··· RECORD EXCERPTS ···

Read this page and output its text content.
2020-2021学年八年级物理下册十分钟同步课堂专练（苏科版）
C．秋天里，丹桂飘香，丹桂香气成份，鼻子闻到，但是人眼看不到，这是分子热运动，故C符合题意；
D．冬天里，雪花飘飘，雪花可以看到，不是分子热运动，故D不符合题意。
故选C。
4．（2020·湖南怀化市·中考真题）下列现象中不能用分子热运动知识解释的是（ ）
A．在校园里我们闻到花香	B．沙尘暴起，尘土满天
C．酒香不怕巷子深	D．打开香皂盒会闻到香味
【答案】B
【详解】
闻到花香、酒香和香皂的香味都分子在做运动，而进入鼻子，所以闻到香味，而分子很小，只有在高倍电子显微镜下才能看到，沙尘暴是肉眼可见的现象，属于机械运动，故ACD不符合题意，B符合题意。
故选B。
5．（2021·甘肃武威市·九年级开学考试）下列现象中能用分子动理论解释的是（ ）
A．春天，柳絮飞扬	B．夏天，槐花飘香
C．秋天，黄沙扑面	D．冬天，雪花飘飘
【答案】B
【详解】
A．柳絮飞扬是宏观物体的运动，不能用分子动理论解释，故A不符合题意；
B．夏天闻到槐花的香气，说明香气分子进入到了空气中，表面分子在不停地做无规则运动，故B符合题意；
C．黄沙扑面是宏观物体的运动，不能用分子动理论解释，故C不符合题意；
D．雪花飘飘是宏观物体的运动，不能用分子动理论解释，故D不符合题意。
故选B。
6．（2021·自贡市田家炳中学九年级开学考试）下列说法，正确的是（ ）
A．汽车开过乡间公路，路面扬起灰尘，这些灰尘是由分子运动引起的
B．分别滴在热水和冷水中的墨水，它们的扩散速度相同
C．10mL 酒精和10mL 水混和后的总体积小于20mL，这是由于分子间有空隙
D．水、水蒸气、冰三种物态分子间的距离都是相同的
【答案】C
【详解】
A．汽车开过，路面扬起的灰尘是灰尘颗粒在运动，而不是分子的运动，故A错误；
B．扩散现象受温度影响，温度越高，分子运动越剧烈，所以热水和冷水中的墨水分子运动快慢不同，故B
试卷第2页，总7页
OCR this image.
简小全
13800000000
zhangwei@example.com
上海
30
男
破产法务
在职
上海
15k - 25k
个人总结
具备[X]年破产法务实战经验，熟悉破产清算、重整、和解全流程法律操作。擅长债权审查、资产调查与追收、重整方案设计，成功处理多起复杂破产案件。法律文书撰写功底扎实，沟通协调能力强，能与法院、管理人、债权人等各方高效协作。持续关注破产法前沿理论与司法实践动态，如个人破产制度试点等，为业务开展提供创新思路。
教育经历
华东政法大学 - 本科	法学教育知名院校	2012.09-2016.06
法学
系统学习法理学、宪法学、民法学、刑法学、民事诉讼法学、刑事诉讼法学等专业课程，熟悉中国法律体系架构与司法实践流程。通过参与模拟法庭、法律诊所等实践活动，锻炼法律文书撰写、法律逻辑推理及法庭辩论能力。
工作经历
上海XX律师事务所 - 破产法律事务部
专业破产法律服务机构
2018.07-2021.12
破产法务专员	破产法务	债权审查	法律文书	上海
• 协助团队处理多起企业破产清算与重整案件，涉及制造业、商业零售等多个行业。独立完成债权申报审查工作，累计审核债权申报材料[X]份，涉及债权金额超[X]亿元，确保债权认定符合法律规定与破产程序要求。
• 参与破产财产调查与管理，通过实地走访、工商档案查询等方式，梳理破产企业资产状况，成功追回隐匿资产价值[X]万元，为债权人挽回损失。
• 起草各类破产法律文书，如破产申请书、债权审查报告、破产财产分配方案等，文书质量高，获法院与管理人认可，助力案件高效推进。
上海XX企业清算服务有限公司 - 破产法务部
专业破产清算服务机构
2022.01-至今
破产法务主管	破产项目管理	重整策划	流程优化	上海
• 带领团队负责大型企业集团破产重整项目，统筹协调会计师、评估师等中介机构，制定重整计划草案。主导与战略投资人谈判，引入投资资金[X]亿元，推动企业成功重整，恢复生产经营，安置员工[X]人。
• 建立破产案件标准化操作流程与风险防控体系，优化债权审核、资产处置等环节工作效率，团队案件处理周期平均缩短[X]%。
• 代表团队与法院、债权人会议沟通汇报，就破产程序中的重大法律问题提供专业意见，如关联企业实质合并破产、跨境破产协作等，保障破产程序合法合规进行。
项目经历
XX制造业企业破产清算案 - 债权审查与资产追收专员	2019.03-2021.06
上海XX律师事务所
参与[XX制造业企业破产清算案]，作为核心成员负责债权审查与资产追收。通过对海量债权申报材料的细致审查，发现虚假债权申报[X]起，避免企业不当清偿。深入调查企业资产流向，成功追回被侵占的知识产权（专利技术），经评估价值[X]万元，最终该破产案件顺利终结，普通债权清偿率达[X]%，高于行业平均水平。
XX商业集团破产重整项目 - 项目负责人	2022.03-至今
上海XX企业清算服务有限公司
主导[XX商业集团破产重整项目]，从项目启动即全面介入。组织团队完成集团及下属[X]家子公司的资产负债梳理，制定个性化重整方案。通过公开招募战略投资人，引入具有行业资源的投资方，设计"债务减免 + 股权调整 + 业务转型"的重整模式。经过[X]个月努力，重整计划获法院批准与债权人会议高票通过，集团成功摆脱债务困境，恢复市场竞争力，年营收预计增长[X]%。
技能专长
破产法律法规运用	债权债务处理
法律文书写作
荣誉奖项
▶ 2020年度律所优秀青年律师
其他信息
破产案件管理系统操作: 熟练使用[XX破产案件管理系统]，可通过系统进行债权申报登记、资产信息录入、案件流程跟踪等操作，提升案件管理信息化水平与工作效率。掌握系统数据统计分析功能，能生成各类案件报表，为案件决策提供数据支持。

···

» **EXERCISE PROMPT**
Work through the records line by line and tally those holding "故D不符合题意". Reply with the number alone.

» **CORRECT ANSWER**
2